WHAT YOU ARE ASKED TO DO
Locate every line in the material below that has the word "комиссии". Copy each of those lines.

Some records
┄┄┄┄┄┄┄┄┄┄

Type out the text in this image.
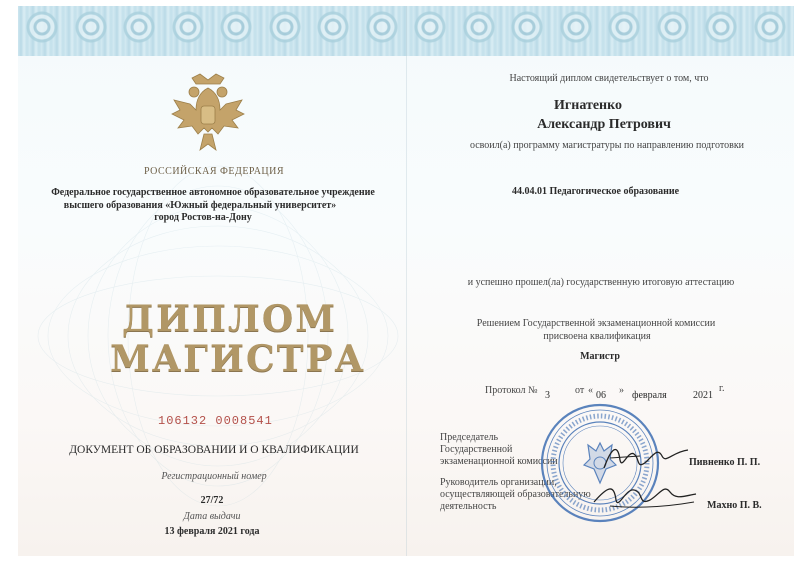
РОССИЙСКАЯ ФЕДЕРАЦИЯ
Федеральное государственное автономное образовательное учреждение
высшего образования «Южный федеральный университет»
город Ростов-на-Дону
ДИПЛОМ
МАГИСТРА
106132 0008541
ДОКУМЕНТ ОБ ОБРАЗОВАНИИ И О КВАЛИФИКАЦИИ
Регистрационный номер
27/72
Дата выдачи
13 февраля 2021 года
Настоящий диплом свидетельствует о том, что
Игнатенко
Александр Петрович
освоил(а) программу магистратуры по направлению подготовки
44.04.01 Педагогическое образование
и успешно прошел(ла) государственную итоговую аттестацию
Решением Государственной экзаменационной комиссии
присвоена квалификация
Магистр
Протокол № 3	от « 06 » февраля	2021
г.
Председатель
Государственной
экзаменационной комиссии	Пивненко П. П.
Руководитель организации,
осуществляющей образовательную
деятельность	Махно П. В.
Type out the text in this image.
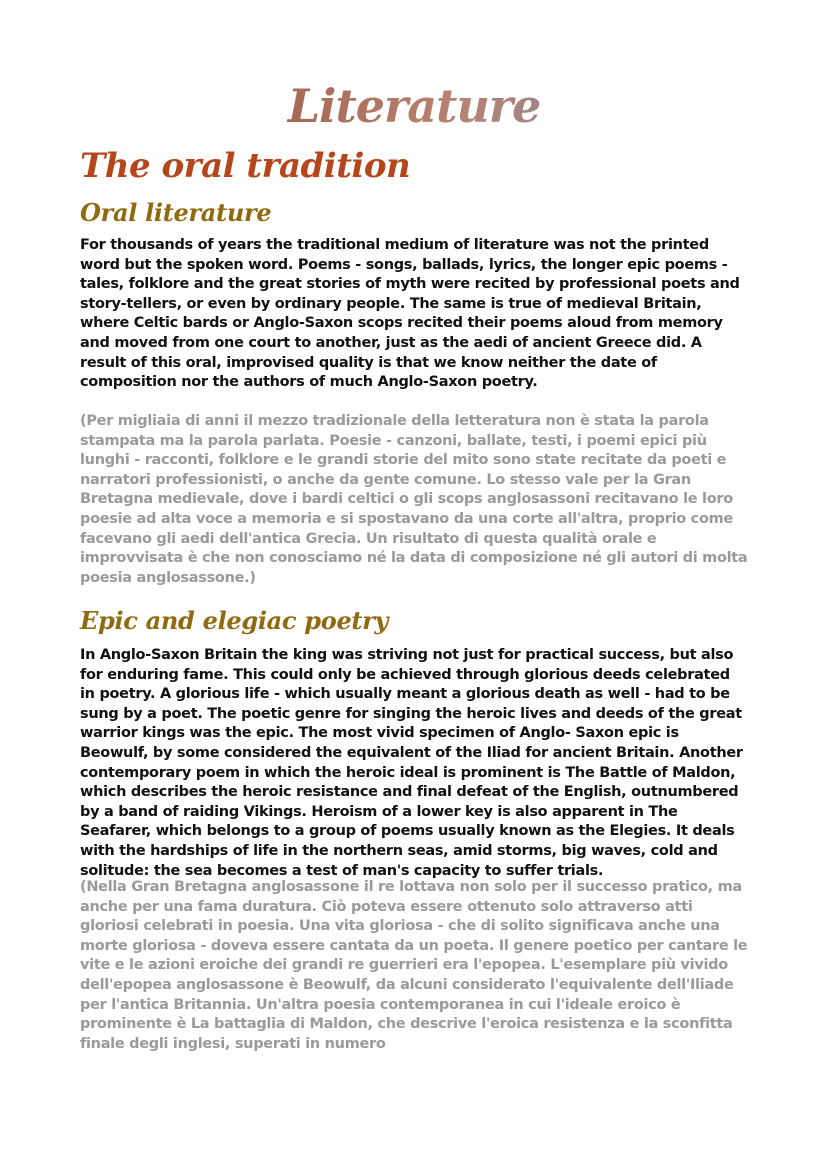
Literature
The oral tradition
Oral literature

For thousands of years the traditional medium of literature was not the printed word but the spoken word. Poems - songs, ballads, lyrics, the longer epic poems - tales, folklore and the great stories of myth were recited by professional poets and story-tellers, or even by ordinary people. The same is true of medieval Britain, where Celtic bards or Anglo-Saxon scops recited their poems aloud from memory and moved from one court to another, just as the aedi of ancient Greece did. A result of this oral, improvised quality is that we know neither the date of composition nor the authors of much Anglo-Saxon poetry.

(Per migliaia di anni il mezzo tradizionale della letteratura non è stata la parola stampata ma la parola parlata. Poesie - canzoni, ballate, testi, i poemi epici più lunghi - racconti, folklore e le grandi storie del mito sono state recitate da poeti e narratori professionisti, o anche da gente comune. Lo stesso vale per la Gran Bretagna medievale, dove i bardi celtici o gli scops anglosassoni recitavano le loro poesie ad alta voce a memoria e si spostavano da una corte all'altra, proprio come facevano gli aedi dell'antica Grecia. Un risultato di questa qualità orale e improvvisata è che non conosciamo né la data di composizione né gli autori di molta poesia anglosassone.)

Epic and elegiac poetry

In Anglo-Saxon Britain the king was striving not just for practical success, but also for enduring fame. This could only be achieved through glorious deeds celebrated in poetry. A glorious life - which usually meant a glorious death as well - had to be sung by a poet. The poetic genre for singing the heroic lives and deeds of the great warrior kings was the epic. The most vivid specimen of Anglo- Saxon epic is Beowulf, by some considered the equivalent of the Iliad for ancient Britain. Another contemporary poem in which the heroic ideal is prominent is The Battle of Maldon, which describes the heroic resistance and final defeat of the English, outnumbered by a band of raiding Vikings. Heroism of a lower key is also apparent in The Seafarer, which belongs to a group of poems usually known as the Elegies. It deals with the hardships of life in the northern seas, amid storms, big waves, cold and solitude: the sea becomes a test of man's capacity to suffer trials.

(Nella Gran Bretagna anglosassone il re lottava non solo per il successo pratico, ma anche per una fama duratura. Ciò poteva essere ottenuto solo attraverso atti gloriosi celebrati in poesia. Una vita gloriosa - che di solito significava anche una morte gloriosa - doveva essere cantata da un poeta. Il genere poetico per cantare le vite e le azioni eroiche dei grandi re guerrieri era l'epopea. L'esemplare più vivido dell'epopea anglosassone è Beowulf, da alcuni considerato l'equivalente dell'Iliade per l'antica Britannia. Un'altra poesia contemporanea in cui l'ideale eroico è prominente è La battaglia di Maldon, che descrive l'eroica resistenza e la sconfitta finale degli inglesi, superati in numero
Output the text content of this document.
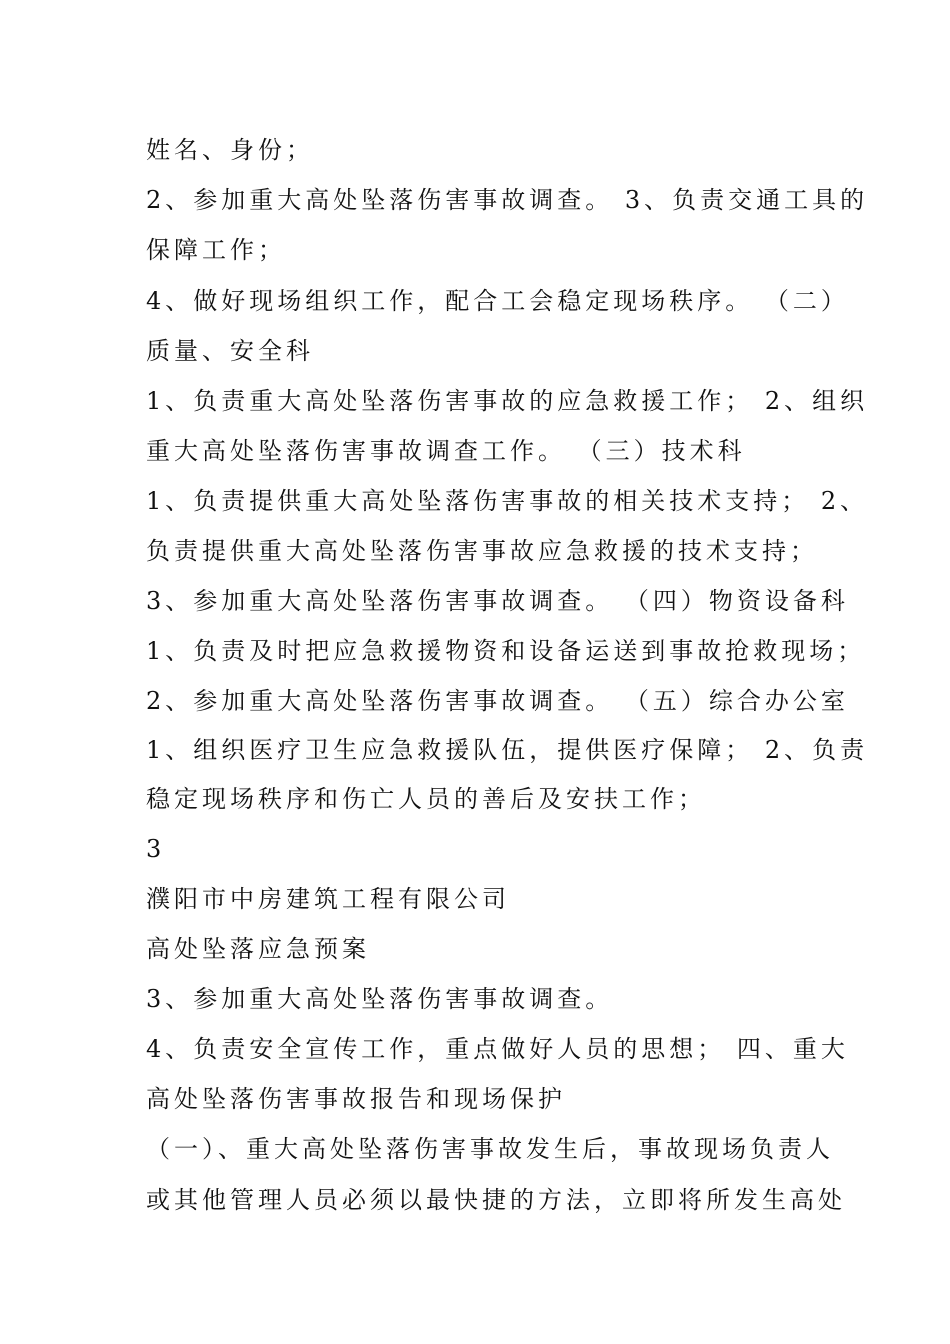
姓名、身份；
2、参加重大高处坠落伤害事故调查。 3、负责交通工具的
保障工作；
4、做好现场组织工作，配合工会稳定现场秩序。 （二）
质量、安全科
1、负责重大高处坠落伤害事故的应急救援工作； 2、组织
重大高处坠落伤害事故调查工作。 （三）技术科
1、负责提供重大高处坠落伤害事故的相关技术支持； 2、
负责提供重大高处坠落伤害事故应急救援的技术支持；
3、参加重大高处坠落伤害事故调查。 （四）物资设备科
1、负责及时把应急救援物资和设备运送到事故抢救现场；
2、参加重大高处坠落伤害事故调查。 （五）综合办公室
1、组织医疗卫生应急救援队伍，提供医疗保障； 2、负责
稳定现场秩序和伤亡人员的善后及安扶工作；
3
濮阳市中房建筑工程有限公司
高处坠落应急预案
3、参加重大高处坠落伤害事故调查。
4、负责安全宣传工作，重点做好人员的思想； 四、重大
高处坠落伤害事故报告和现场保护
（一）、重大高处坠落伤害事故发生后，事故现场负责人
或其他管理人员必须以最快捷的方法，立即将所发生高处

┄┄┄┄┄┄┄┄┄┄

RESULT FOR THIS TASK
Решением Государственной экзаменационной комиссии
экзаменационной комиссии	Пивненко П. П.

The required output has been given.